Duplicate each of the entries below line for line, with no changes.

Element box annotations
□ □ □ □

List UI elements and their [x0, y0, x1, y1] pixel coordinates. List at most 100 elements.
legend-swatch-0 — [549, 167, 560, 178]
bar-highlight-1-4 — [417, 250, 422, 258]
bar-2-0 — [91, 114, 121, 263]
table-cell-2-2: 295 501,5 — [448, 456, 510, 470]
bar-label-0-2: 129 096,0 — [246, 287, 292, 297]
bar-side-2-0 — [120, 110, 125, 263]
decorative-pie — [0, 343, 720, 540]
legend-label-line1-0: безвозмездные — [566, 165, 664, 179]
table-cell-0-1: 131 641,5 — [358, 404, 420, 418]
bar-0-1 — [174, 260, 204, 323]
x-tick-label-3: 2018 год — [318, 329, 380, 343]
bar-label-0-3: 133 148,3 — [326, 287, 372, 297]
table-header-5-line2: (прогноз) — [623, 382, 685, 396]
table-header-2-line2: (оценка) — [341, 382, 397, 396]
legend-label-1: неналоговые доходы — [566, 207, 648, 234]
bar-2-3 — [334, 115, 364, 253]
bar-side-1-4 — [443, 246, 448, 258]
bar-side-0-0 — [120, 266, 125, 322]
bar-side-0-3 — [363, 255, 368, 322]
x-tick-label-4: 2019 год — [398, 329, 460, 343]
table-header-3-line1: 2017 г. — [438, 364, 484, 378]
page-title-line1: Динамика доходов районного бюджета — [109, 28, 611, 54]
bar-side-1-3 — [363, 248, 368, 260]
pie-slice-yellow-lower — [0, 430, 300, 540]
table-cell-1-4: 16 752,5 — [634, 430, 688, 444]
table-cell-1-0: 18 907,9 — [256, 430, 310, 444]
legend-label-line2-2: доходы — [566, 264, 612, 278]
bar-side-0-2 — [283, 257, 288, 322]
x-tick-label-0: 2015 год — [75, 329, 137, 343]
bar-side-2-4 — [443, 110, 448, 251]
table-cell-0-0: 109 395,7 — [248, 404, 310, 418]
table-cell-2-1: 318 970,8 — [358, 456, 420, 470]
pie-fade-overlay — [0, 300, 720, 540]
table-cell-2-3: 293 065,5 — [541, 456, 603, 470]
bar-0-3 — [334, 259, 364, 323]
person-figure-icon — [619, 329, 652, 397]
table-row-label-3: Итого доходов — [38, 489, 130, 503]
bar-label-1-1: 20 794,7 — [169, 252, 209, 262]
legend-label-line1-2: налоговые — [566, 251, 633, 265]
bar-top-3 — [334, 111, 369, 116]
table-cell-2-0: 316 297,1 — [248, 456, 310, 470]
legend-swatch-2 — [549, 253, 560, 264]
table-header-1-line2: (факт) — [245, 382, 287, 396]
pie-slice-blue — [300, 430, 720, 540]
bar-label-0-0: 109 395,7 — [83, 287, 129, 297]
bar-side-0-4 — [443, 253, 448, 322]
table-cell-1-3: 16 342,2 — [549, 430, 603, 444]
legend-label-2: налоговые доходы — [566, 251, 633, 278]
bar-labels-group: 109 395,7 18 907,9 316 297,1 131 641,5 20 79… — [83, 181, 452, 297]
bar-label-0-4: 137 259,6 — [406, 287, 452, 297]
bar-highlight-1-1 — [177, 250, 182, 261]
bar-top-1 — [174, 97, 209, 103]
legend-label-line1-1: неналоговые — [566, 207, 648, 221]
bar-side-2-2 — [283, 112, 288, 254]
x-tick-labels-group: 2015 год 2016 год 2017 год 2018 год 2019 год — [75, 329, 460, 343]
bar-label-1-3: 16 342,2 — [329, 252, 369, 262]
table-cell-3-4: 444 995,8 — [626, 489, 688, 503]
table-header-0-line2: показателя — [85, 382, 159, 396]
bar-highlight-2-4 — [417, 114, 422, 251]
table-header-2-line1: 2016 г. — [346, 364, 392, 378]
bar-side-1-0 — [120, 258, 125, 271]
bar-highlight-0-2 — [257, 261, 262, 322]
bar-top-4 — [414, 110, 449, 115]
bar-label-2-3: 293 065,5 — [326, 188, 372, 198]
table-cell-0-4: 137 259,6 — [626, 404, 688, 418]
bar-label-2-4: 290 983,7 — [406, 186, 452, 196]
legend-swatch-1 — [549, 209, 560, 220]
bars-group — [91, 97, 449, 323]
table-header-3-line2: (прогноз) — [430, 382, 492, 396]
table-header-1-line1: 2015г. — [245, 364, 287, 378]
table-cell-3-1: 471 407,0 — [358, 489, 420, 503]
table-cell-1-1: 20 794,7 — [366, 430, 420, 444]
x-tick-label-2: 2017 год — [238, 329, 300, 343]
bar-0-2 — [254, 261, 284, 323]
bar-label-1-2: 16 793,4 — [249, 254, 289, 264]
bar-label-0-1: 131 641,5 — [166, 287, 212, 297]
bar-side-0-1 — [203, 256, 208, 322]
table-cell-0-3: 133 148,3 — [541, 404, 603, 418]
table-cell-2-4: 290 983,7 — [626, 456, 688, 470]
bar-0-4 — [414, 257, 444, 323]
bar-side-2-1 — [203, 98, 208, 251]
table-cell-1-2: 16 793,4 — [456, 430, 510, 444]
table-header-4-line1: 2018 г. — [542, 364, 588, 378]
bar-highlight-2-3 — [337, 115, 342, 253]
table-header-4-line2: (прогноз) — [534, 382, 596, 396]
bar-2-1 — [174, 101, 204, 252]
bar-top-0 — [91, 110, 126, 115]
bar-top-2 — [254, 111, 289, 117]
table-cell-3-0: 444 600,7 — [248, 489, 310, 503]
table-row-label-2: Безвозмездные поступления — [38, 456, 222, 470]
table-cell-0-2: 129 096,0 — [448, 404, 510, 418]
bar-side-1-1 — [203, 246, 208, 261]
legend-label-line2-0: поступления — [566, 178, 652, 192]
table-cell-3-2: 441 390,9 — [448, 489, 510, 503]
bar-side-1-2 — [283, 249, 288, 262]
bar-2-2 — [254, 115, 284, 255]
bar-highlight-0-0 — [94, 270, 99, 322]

□ □ □ □

*Problem solution*
List UI elements and their [x0, y0, x1, y1] pixel coordinates. List at most 100 elements.
legend-swatch-0 — [549, 167, 560, 178]
bar-highlight-1-4 — [417, 250, 422, 258]
bar-2-0 — [91, 114, 121, 263]
table-cell-2-2: 295 501,5 — [448, 456, 510, 470]
bar-label-0-2: 129 096,0 — [246, 287, 292, 297]
bar-side-2-0 — [120, 110, 125, 263]
decorative-pie — [0, 343, 720, 540]
legend-label-line1-0: безвозмездные — [566, 165, 664, 179]
table-cell-0-1: 131 641,5 — [358, 404, 420, 418]
bar-0-1 — [174, 260, 204, 323]
x-tick-label-3: 2018 год — [318, 329, 380, 343]
bar-label-0-3: 133 148,3 — [326, 287, 372, 297]
table-header-5-line2: (прогноз) — [623, 382, 685, 396]
table-header-2-line2: (оценка) — [341, 382, 397, 396]
legend-label-1: неналоговые доходы — [566, 207, 648, 234]
bar-2-3 — [334, 115, 364, 253]
bar-side-1-4 — [443, 246, 448, 258]
bar-side-0-0 — [120, 266, 125, 322]
bar-side-0-3 — [363, 255, 368, 322]
x-tick-label-4: 2019 год — [398, 329, 460, 343]
table-header-3-line1: 2017 г. — [438, 364, 484, 378]
page-title-line1: Динамика доходов районного бюджета — [109, 28, 611, 54]
bar-side-1-3 — [363, 248, 368, 260]
pie-slice-yellow-lower — [0, 430, 300, 540]
table-cell-1-4: 16 752,5 — [634, 430, 688, 444]
table-cell-1-0: 18 907,9 — [256, 430, 310, 444]
legend-label-line2-2: доходы — [566, 264, 612, 278]
bar-side-0-2 — [283, 257, 288, 322]
x-tick-label-0: 2015 год — [75, 329, 137, 343]
bar-side-2-4 — [443, 110, 448, 251]
table-cell-0-0: 109 395,7 — [248, 404, 310, 418]
table-cell-2-1: 318 970,8 — [358, 456, 420, 470]
pie-fade-overlay — [0, 300, 720, 540]
table-cell-2-3: 293 065,5 — [541, 456, 603, 470]
bar-0-3 — [334, 259, 364, 323]
person-figure-icon — [619, 329, 652, 397]
table-row-label-3: Итого доходов — [38, 489, 130, 503]
bar-label-1-1: 20 794,7 — [169, 252, 209, 262]
legend-label-line1-2: налоговые — [566, 251, 633, 265]
bar-top-3 — [334, 111, 369, 116]
table-cell-2-0: 316 297,1 — [248, 456, 310, 470]
legend-swatch-2 — [549, 253, 560, 264]
table-header-1-line2: (факт) — [245, 382, 287, 396]
pie-slice-blue — [300, 430, 720, 540]
bar-label-0-0: 109 395,7 — [83, 287, 129, 297]
bar-side-0-4 — [443, 253, 448, 322]
table-cell-1-3: 16 342,2 — [549, 430, 603, 444]
legend-label-2: налоговые доходы — [566, 251, 633, 278]
bar-labels-group: 109 395,7 18 907,9 316 297,1 131 641,5 20 79… — [83, 181, 452, 297]
bar-label-0-4: 137 259,6 — [406, 287, 452, 297]
bar-highlight-1-1 — [177, 250, 182, 261]
bar-top-1 — [174, 97, 209, 103]
legend-label-line1-1: неналоговые — [566, 207, 648, 221]
bar-side-2-2 — [283, 112, 288, 254]
x-tick-labels-group: 2015 год 2016 год 2017 год 2018 год 2019 год — [75, 329, 460, 343]
bar-label-1-3: 16 342,2 — [329, 252, 369, 262]
table-cell-3-4: 444 995,8 — [626, 489, 688, 503]
table-header-0-line2: показателя — [85, 382, 159, 396]
bar-highlight-2-4 — [417, 114, 422, 251]
table-header-2-line1: 2016 г. — [346, 364, 392, 378]
bar-side-1-0 — [120, 258, 125, 271]
bar-highlight-0-2 — [257, 261, 262, 322]
bar-top-4 — [414, 110, 449, 115]
bar-label-2-3: 293 065,5 — [326, 188, 372, 198]
table-cell-0-4: 137 259,6 — [626, 404, 688, 418]
bar-label-2-4: 290 983,7 — [406, 186, 452, 196]
legend-swatch-1 — [549, 209, 560, 220]
bars-group — [91, 97, 449, 323]
table-header-3-line2: (прогноз) — [430, 382, 492, 396]
table-header-1-line1: 2015г. — [245, 364, 287, 378]
table-cell-3-1: 471 407,0 — [358, 489, 420, 503]
table-cell-1-1: 20 794,7 — [366, 430, 420, 444]
x-tick-label-2: 2017 год — [238, 329, 300, 343]
bar-0-2 — [254, 261, 284, 323]
bar-label-1-2: 16 793,4 — [249, 254, 289, 264]
bar-label-0-1: 131 641,5 — [166, 287, 212, 297]
bar-side-0-1 — [203, 256, 208, 322]
table-cell-0-3: 133 148,3 — [541, 404, 603, 418]
table-cell-2-4: 290 983,7 — [626, 456, 688, 470]
bar-0-4 — [414, 257, 444, 323]
bar-side-2-1 — [203, 98, 208, 251]
table-cell-1-2: 16 793,4 — [456, 430, 510, 444]
table-header-4-line1: 2018 г. — [542, 364, 588, 378]
bar-highlight-2-3 — [337, 115, 342, 253]
table-header-4-line2: (прогноз) — [534, 382, 596, 396]
bar-2-1 — [174, 101, 204, 252]
bar-top-0 — [91, 110, 126, 115]
bar-top-2 — [254, 111, 289, 117]
table-cell-3-0: 444 600,7 — [248, 489, 310, 503]
table-row-label-2: Безвозмездные поступления — [38, 456, 222, 470]
table-cell-0-2: 129 096,0 — [448, 404, 510, 418]
bar-side-1-1 — [203, 246, 208, 261]
legend-label-line2-0: поступления — [566, 178, 652, 192]
table-cell-3-2: 441 390,9 — [448, 489, 510, 503]
bar-side-1-2 — [283, 249, 288, 262]
bar-2-2 — [254, 115, 284, 255]
bar-highlight-0-0 — [94, 270, 99, 322]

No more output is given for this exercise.